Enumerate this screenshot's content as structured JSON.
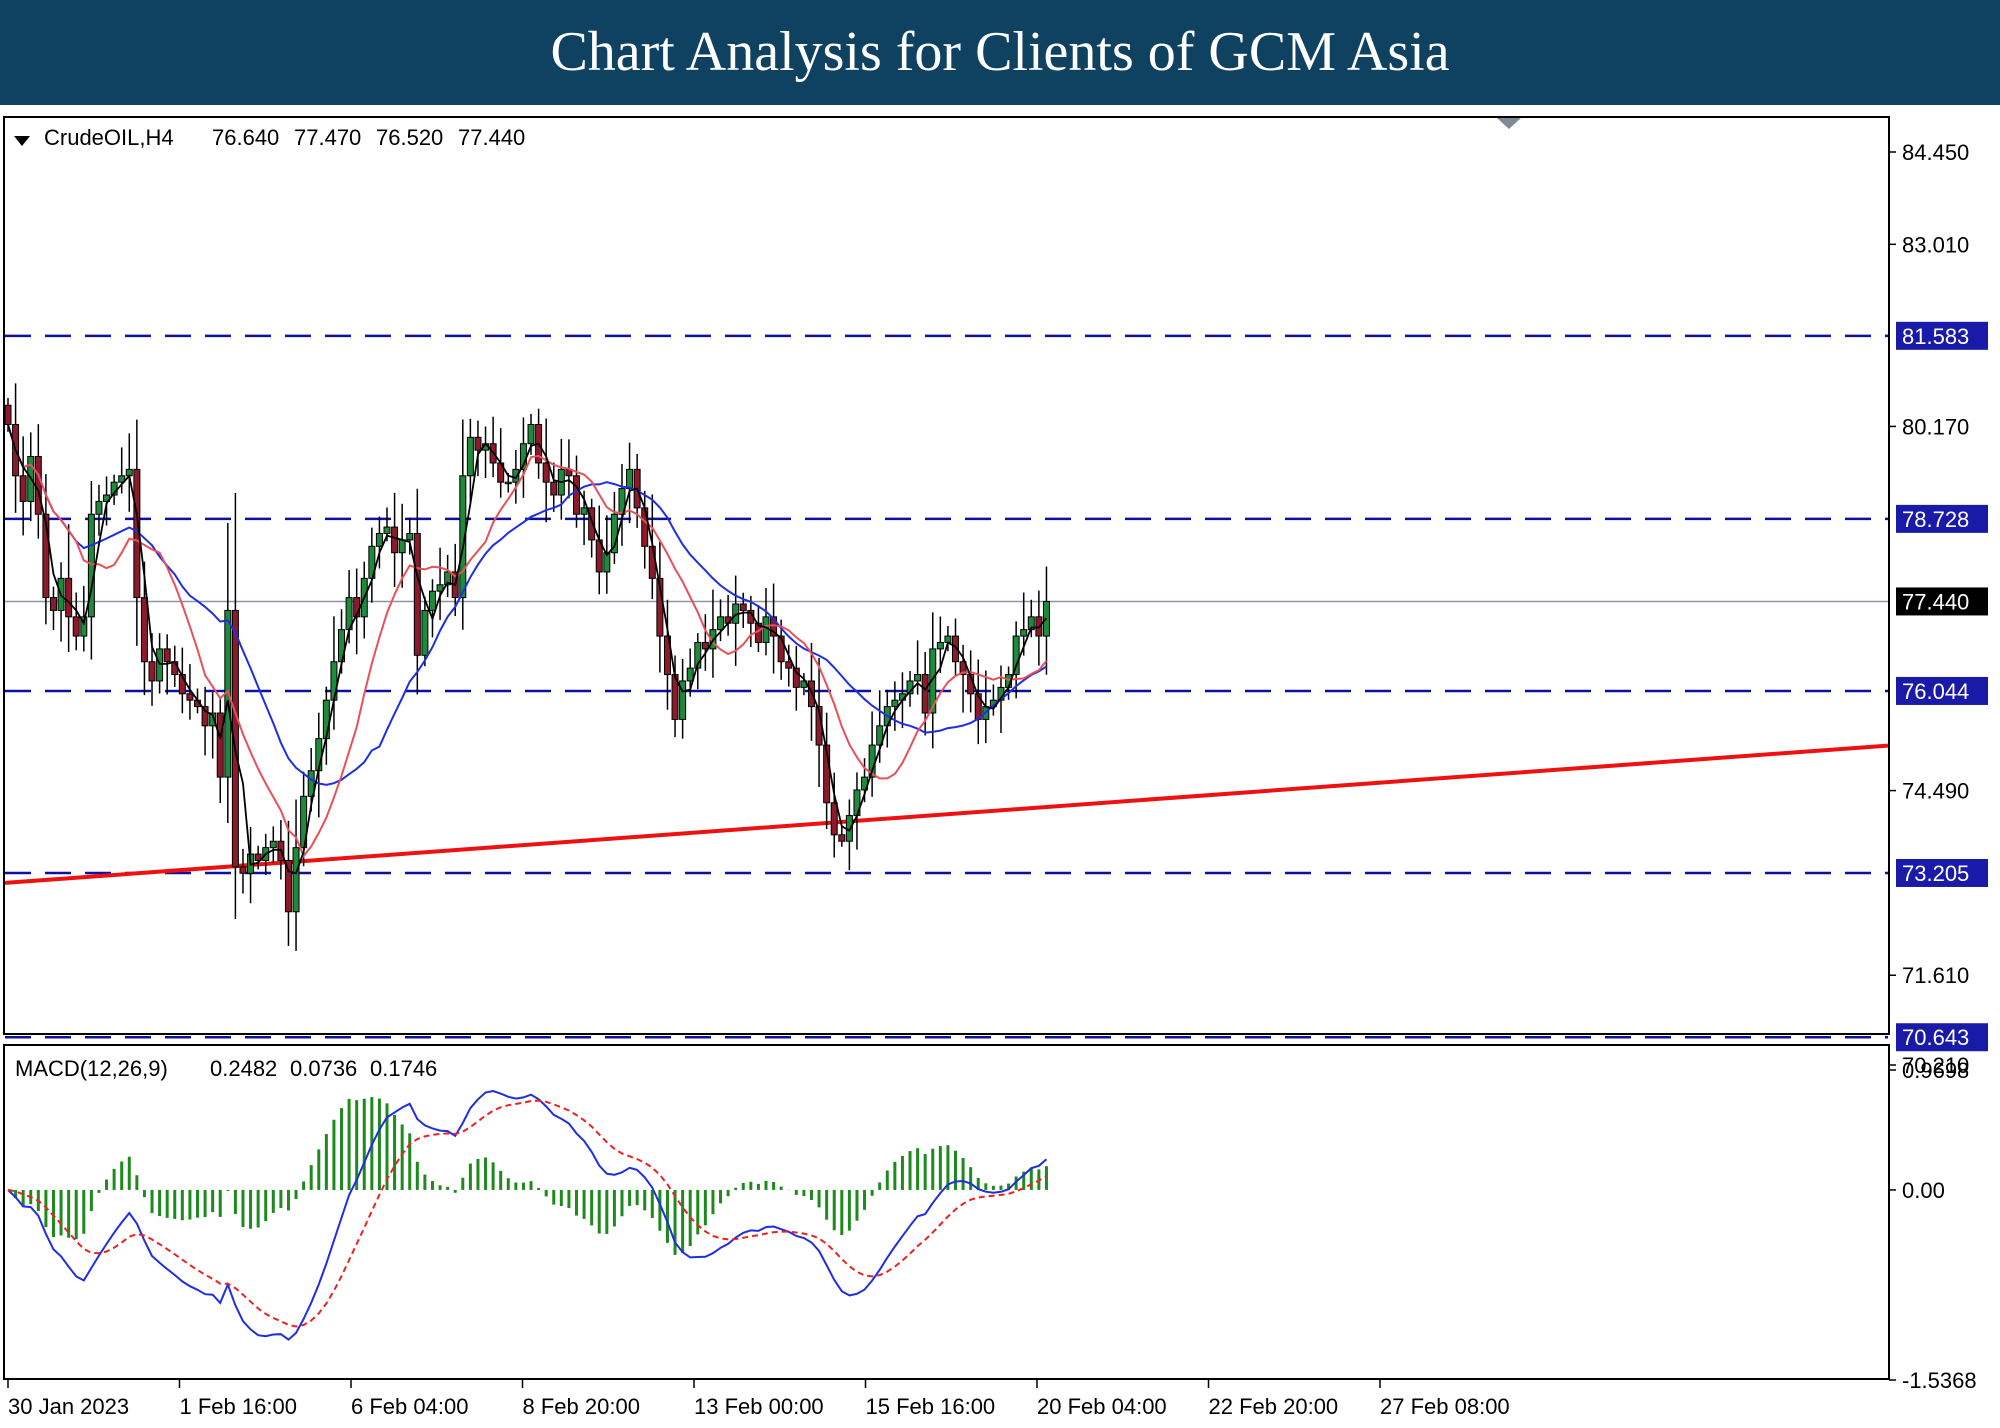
{
  "banner": {
    "title": "Chart Analysis for Clients of GCM Asia"
  },
  "colors": {
    "banner_bg": "#0f4161",
    "bull_candle": "#1e8a3c",
    "bear_candle": "#8b1a2b",
    "ma_fast": "#000000",
    "ma_mid": "#e8505a",
    "ma_slow": "#1f2fe0",
    "level_line": "#1010a0",
    "level_badge": "#1a1aa8",
    "trendline": "#ee1111",
    "current_price_line": "#8a96a8",
    "current_badge": "#000000",
    "macd_hist": "#1e8a1e",
    "macd_line": "#1f2fe0",
    "signal_line": "#ee2020"
  },
  "icons": {
    "symbol_menu": "triangle-down-icon",
    "chart_shift": "triangle-down-marker-icon"
  },
  "header": {
    "symbol": "CrudeOIL,H4",
    "open": "76.640",
    "high": "77.470",
    "low": "76.520",
    "close": "77.440"
  },
  "chart_data": [
    {
      "type": "candlestick",
      "symbol": "CrudeOIL",
      "timeframe": "H4",
      "ylim": [
        70.21,
        84.45
      ],
      "y_ticks": [
        "84.450",
        "83.010",
        "80.170",
        "74.490",
        "71.610",
        "70.210"
      ],
      "x_ticks": [
        "30 Jan 2023",
        "1 Feb 16:00",
        "6 Feb 04:00",
        "8 Feb 20:00",
        "13 Feb 00:00",
        "15 Feb 16:00",
        "20 Feb 04:00",
        "22 Feb 20:00",
        "27 Feb 08:00"
      ],
      "levels": [
        {
          "label": "81.583",
          "value": 81.583
        },
        {
          "label": "78.728",
          "value": 78.728
        },
        {
          "label": "76.044",
          "value": 76.044
        },
        {
          "label": "73.205",
          "value": 73.205
        },
        {
          "label": "70.643",
          "value": 70.643
        }
      ],
      "current_price": {
        "label": "77.440",
        "value": 77.44
      },
      "trendline": {
        "start": {
          "bar": 0,
          "price": 73.05
        },
        "end": {
          "bar": 145,
          "price": 74.3
        }
      },
      "closes": [
        80.2,
        79.4,
        79.0,
        79.7,
        78.8,
        77.5,
        77.3,
        77.8,
        77.2,
        76.9,
        77.2,
        78.8,
        79.0,
        79.1,
        79.3,
        79.4,
        79.5,
        77.5,
        76.5,
        76.2,
        76.7,
        76.5,
        76.3,
        76.0,
        75.9,
        75.8,
        75.5,
        75.7,
        74.7,
        77.3,
        73.3,
        73.2,
        73.5,
        73.4,
        73.6,
        73.7,
        73.4,
        72.6,
        73.6,
        74.4,
        74.8,
        75.3,
        75.9,
        76.5,
        77.0,
        77.5,
        77.2,
        77.8,
        78.3,
        78.5,
        78.6,
        78.2,
        78.4,
        78.5,
        76.6,
        77.3,
        77.6,
        77.7,
        77.9,
        77.5,
        79.4,
        80.0,
        79.8,
        79.9,
        79.6,
        79.3,
        79.3,
        79.5,
        79.9,
        80.2,
        79.6,
        79.3,
        79.1,
        79.5,
        79.4,
        78.8,
        78.9,
        78.4,
        77.9,
        78.2,
        78.8,
        79.2,
        79.5,
        78.9,
        78.3,
        77.8,
        76.9,
        76.3,
        75.6,
        76.2,
        76.4,
        76.8,
        76.7,
        77.0,
        77.2,
        77.1,
        77.4,
        77.3,
        77.1,
        76.8,
        77.2,
        76.9,
        76.5,
        76.4,
        76.1,
        76.2,
        75.8,
        75.2,
        74.3,
        73.8,
        73.7,
        74.1,
        74.5,
        74.7,
        75.2,
        75.5,
        75.8,
        75.9,
        76.0,
        76.2,
        76.3,
        75.7,
        76.7,
        76.8,
        76.9,
        76.5,
        76.3,
        76.0,
        75.6,
        75.8,
        75.9,
        76.1,
        76.3,
        76.9,
        77.0,
        77.2,
        76.9,
        77.44
      ]
    },
    {
      "type": "macd",
      "title": "MACD(12,26,9)",
      "params": [
        12,
        26,
        9
      ],
      "values": [
        "0.2482",
        "0.0736",
        "0.1746"
      ],
      "ylim": [
        -1.5368,
        0.9698
      ],
      "y_ticks": [
        "0.9698",
        "0.00",
        "-1.5368"
      ]
    }
  ]
}
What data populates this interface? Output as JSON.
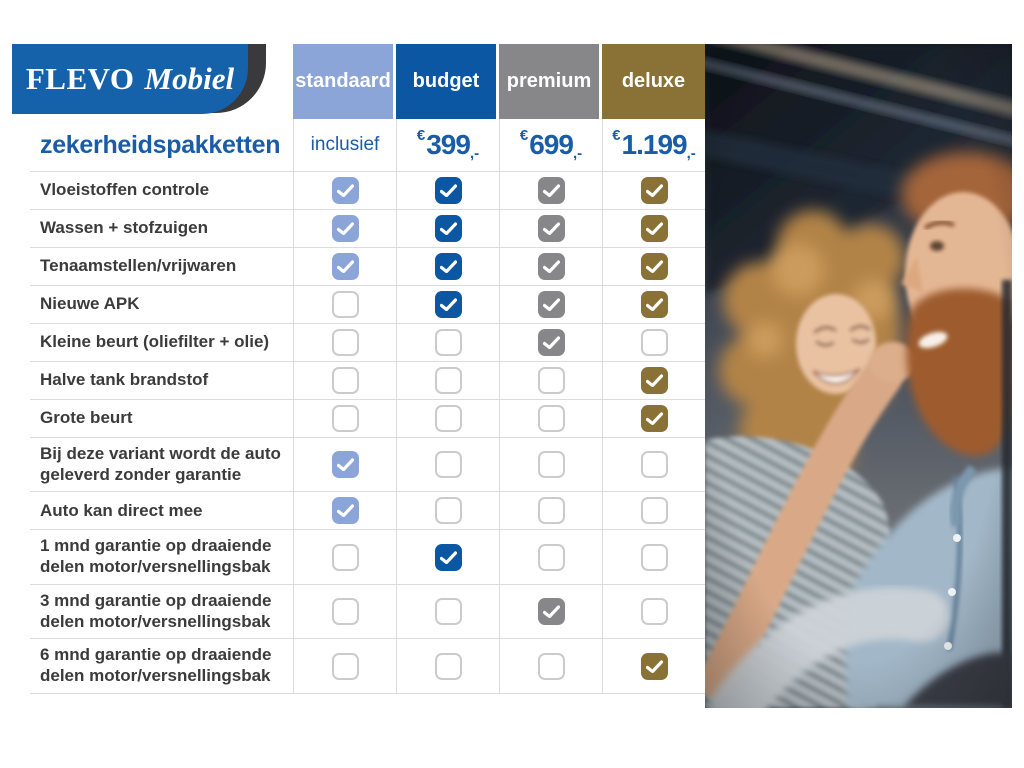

:::

Above are the records. Copy every line in them holding "this".

■ Exercise output
Enumerate this screenshot's content as structured JSON.
What data populates this interface? Output as JSON.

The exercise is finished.